- [Exercise]
What is the number of lines in the entries below that include the word "Центральная"? Provide the number only.

- [Record excerpts]
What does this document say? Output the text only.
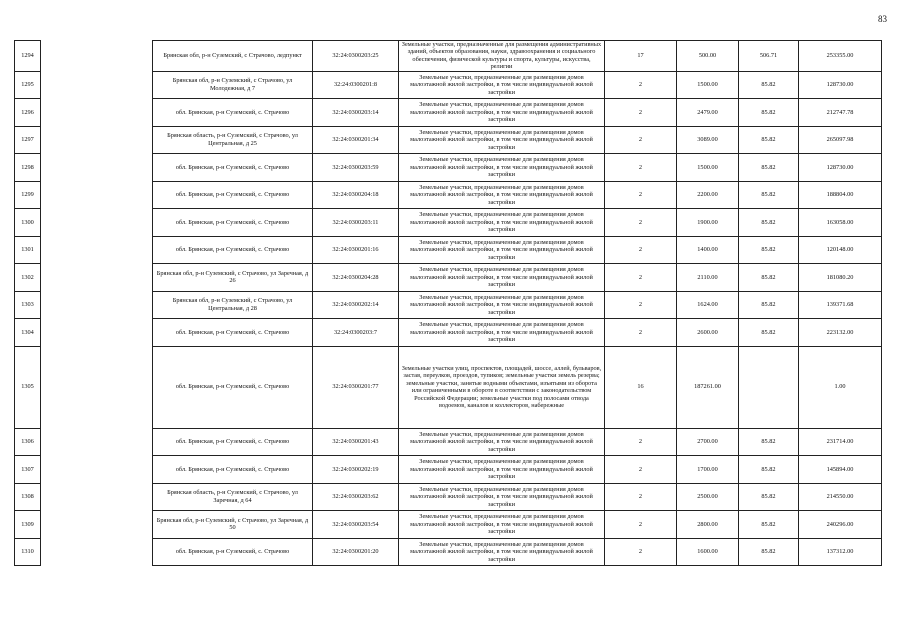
83
1294		Брянская обл, р-н Суземский, с Страчово, ледпункт	32:24:0300203:25	Земельные участки, предназначенные для размещения административных зданий, объектов образования, науки, здравоохранения и социального обеспечения, физической культуры и спорта, культуры, искусства, религии	17	500.00	506.71	253355.00
1295		Брянская обл, р-н Суземский, с Страчово, ул Молодежная, д 7	32:24:0300201:8	Земельные участки, предназначенные для размещения домов малоэтажной жилой застройки, в том числе индивидуальной жилой застройки	2	1500.00	85.82	128730.00
1296		обл. Брянская, р-н Суземский, с. Страчово	32:24:0300203:14	Земельные участки, предназначенные для размещения домов малоэтажной жилой застройки, в том числе индивидуальной жилой застройки	2	2479.00	85.82	212747.78
1297		Брянская область, р-н Суземский, с Страчово, ул Центральная, д 25	32:24:0300201:34	Земельные участки, предназначенные для размещения домов малоэтажной жилой застройки, в том числе индивидуальной жилой застройки	2	3089.00	85.82	265097.98
1298		обл. Брянская, р-н Суземский, с. Страчово	32:24:0300203:59	Земельные участки, предназначенные для размещения домов малоэтажной жилой застройки, в том числе индивидуальной жилой застройки	2	1500.00	85.82	128730.00
1299		обл. Брянская, р-н Суземский, с. Страчово	32:24:0300204:18	Земельные участки, предназначенные для размещения домов малоэтажной жилой застройки, в том числе индивидуальной жилой застройки	2	2200.00	85.82	188804.00
1300		обл. Брянская, р-н Суземский, с. Страчово	32:24:0300203:11	Земельные участки, предназначенные для размещения домов малоэтажной жилой застройки, в том числе индивидуальной жилой застройки	2	1900.00	85.82	163058.00
1301		обл. Брянская, р-н Суземский, с. Страчово	32:24:0300201:16	Земельные участки, предназначенные для размещения домов малоэтажной жилой застройки, в том числе индивидуальной жилой застройки	2	1400.00	85.82	120148.00
1302		Брянская обл, р-н Суземский, с Страчово, ул Заречная, д 26	32:24:0300204:28	Земельные участки, предназначенные для размещения домов малоэтажной жилой застройки, в том числе индивидуальной жилой застройки	2	2110.00	85.82	181080.20
1303		Брянская обл, р-н Суземский, с Страчово, ул Центральная, д 28	32:24:0300202:14	Земельные участки, предназначенные для размещения домов малоэтажной жилой застройки, в том числе индивидуальной жилой застройки	2	1624.00	85.82	139371.68
1304		обл. Брянская, р-н Суземский, с. Страчово	32:24:0300203:7	Земельные участки, предназначенные для размещения домов малоэтажной жилой застройки, в том числе индивидуальной жилой застройки	2	2600.00	85.82	223132.00
1305		обл. Брянская, р-н Суземский, с. Страчово	32:24:0300201:77	Земельные участки улиц, проспектов, площадей, шоссе, аллей, бульваров, застав, переулков, проездов, тупиков; земельные участки земель резерва; земельные участки, занятые водными объектами, изъятыми из оборота или ограниченными в обороте в соответствии с законодательством Российской Федерации; земельные участки под полосами отвода водоемов, каналов и коллекторов, набережные	16	187261.00		1.00
1306		обл. Брянская, р-н Суземский, с. Страчово	32:24:0300201:43	Земельные участки, предназначенные для размещения домов малоэтажной жилой застройки, в том числе индивидуальной жилой застройки	2	2700.00	85.82	231714.00
1307		обл. Брянская, р-н Суземский, с. Страчово	32:24:0300202:19	Земельные участки, предназначенные для размещения домов малоэтажной жилой застройки, в том числе индивидуальной жилой застройки	2	1700.00	85.82	145894.00
1308		Брянская область, р-н Суземский, с Страчово, ул Заречная, д 64	32:24:0300203:62	Земельные участки, предназначенные для размещения домов малоэтажной жилой застройки, в том числе индивидуальной жилой застройки	2	2500.00	85.82	214550.00
1309		Брянская обл, р-н Суземский, с Страчово, ул Заречная, д 50	32:24:0300203:54	Земельные участки, предназначенные для размещения домов малоэтажной жилой застройки, в том числе индивидуальной жилой застройки	2	2800.00	85.82	240296.00
1310		обл. Брянская, р-н Суземский, с. Страчово	32:24:0300201:20	Земельные участки, предназначенные для размещения домов малоэтажной жилой застройки, в том числе индивидуальной жилой застройки	2	1600.00	85.82	137312.00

- [Result]
2